▶ **WHAT THE TASK REQUIRES**: Present the following data again exactly as it is shown.

▶ **PROVIDED ENTRIES**:
--- BEGIN ---

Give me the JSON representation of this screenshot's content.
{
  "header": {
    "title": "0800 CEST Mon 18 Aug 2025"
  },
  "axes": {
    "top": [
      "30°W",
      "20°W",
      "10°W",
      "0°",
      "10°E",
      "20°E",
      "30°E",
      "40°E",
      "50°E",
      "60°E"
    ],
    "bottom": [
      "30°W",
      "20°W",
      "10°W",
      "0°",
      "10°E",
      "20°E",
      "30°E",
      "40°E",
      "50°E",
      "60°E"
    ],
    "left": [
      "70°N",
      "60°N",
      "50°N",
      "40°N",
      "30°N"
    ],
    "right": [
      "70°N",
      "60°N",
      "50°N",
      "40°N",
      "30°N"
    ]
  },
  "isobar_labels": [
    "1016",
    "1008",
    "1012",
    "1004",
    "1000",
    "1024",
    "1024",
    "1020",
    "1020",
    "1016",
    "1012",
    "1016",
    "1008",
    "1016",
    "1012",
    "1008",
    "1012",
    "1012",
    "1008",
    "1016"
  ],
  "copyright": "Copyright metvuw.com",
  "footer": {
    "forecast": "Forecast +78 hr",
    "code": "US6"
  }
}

--- END ---

▶ **TASK RESPONSE**:
Give me the JSON representation of this screenshot's content.
{
  "header": {
    "title": "0800 CEST Mon 18 Aug 2025"
  },
  "axes": {
    "top": [
      "30°W",
      "20°W",
      "10°W",
      "0°",
      "10°E",
      "20°E",
      "30°E",
      "40°E",
      "50°E",
      "60°E"
    ],
    "bottom": [
      "30°W",
      "20°W",
      "10°W",
      "0°",
      "10°E",
      "20°E",
      "30°E",
      "40°E",
      "50°E",
      "60°E"
    ],
    "left": [
      "70°N",
      "60°N",
      "50°N",
      "40°N",
      "30°N"
    ],
    "right": [
      "70°N",
      "60°N",
      "50°N",
      "40°N",
      "30°N"
    ]
  },
  "isobar_labels": [
    "1016",
    "1008",
    "1012",
    "1004",
    "1000",
    "1024",
    "1024",
    "1020",
    "1020",
    "1016",
    "1012",
    "1016",
    "1008",
    "1016",
    "1012",
    "1008",
    "1012",
    "1012",
    "1008",
    "1016"
  ],
  "copyright": "Copyright metvuw.com",
  "footer": {
    "forecast": "Forecast +78 hr",
    "code": "US6"
  }
}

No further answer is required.